Models API
This page documents the model APIs in CausalFM.
Model Classes
StandardCATEModel
Class: causalfm.models.standard.StandardCATEModel
Foundation model for standard CATE estimation.
This model uses a transformer architecture with GMM prediction head for estimating conditional average treatment effects.
Example:
from causalfm.models import StandardCATEModel import torch # Create new model model = StandardCATEModel(use_gmm_head=True, gmm_n_components=5) # Or load pretrained model = StandardCATEModel.from_pretrained("checkpoints/best_model.pth") # Estimate CATE x_train = torch.randn(800, 10) a_train = torch.randint(0, 2, (800, 1)).float() y_train = torch.randn(800, 1) x_test = torch.randn(200, 10) result = model.estimate_cate(x_train, a_train, y_train, x_test) cate = result['cate'] # Point estimates
IVModel
Class: causalfm.models.iv.IVModel
Foundation model for instrumental variables setting.
This model uses instruments to identify causal effects in the presence of unobserved confounding.
Example:
from causalfm.models import IVModel import torch model = IVModel.from_pretrained("checkpoints/iv_model.pth") # Requires instrument variable z x_train = torch.randn(800, 10) z_train = torch.randint(0, 2, (800, 1)).float() # Binary instrument a_train = torch.randint(0, 2, (800, 1)).float() y_train = torch.randn(800, 1) x_test = torch.randn(200, 10) result = model.estimate_cate(x_train, z_train, a_train, y_train, x_test) cate = result['cate']
FrontdoorModel
Class: causalfm.models.frontdoor.FrontdoorModel
Foundation model for front-door adjustment setting.
This model uses mediators to identify causal effects via front-door adjustment when backdoor paths are blocked.
Example:
from causalfm.models import FrontdoorModel import torch model = FrontdoorModel.from_pretrained("checkpoints/fd_model.pth") # Requires mediator variable m x_train = torch.randn(800, 10) m_train = torch.randn(800, 1) # Mediator a_train = torch.randint(0, 2, (800, 1)).float() y_train = torch.randn(800, 1) x_test = torch.randn(200, 10) result = model.estimate_cate(x_train, m_train, a_train, y_train, x_test) cate = result['cate']
Common Methods
All model classes share the following interface:
__init__(use_gmm_head, gmm_n_components, device)Initialize a new model.

→ **Dataset section**:
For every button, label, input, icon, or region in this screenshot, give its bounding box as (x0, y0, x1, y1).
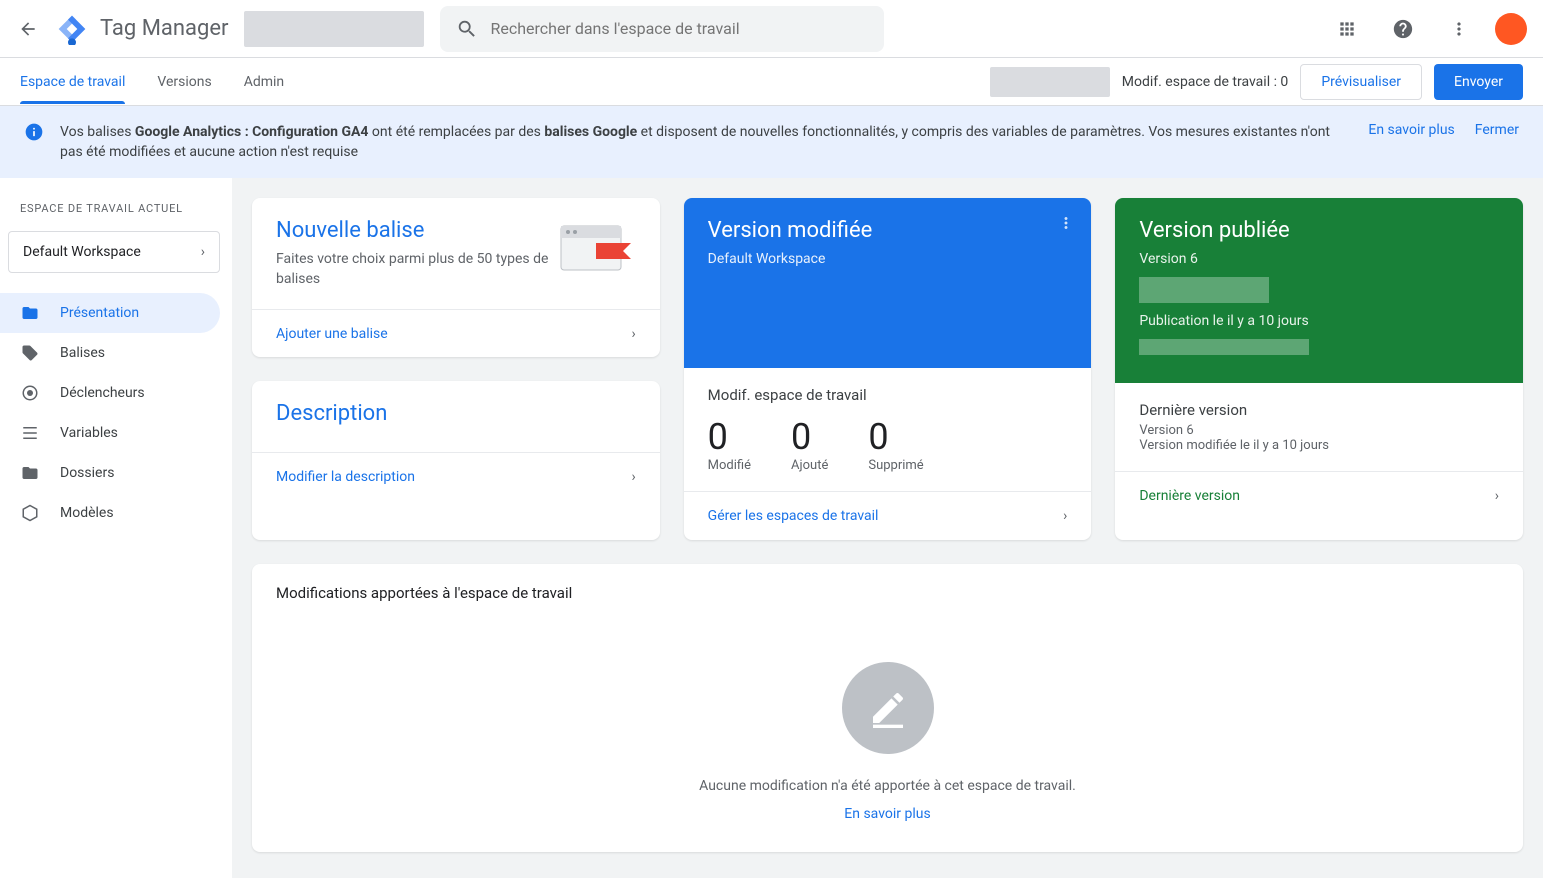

→ **Instruction**: On the CausalFM models API page, what kind of prediction head does StandardCATEModel pair with its transformer architecture?

→ **Answer to this problem**: A GMM prediction head.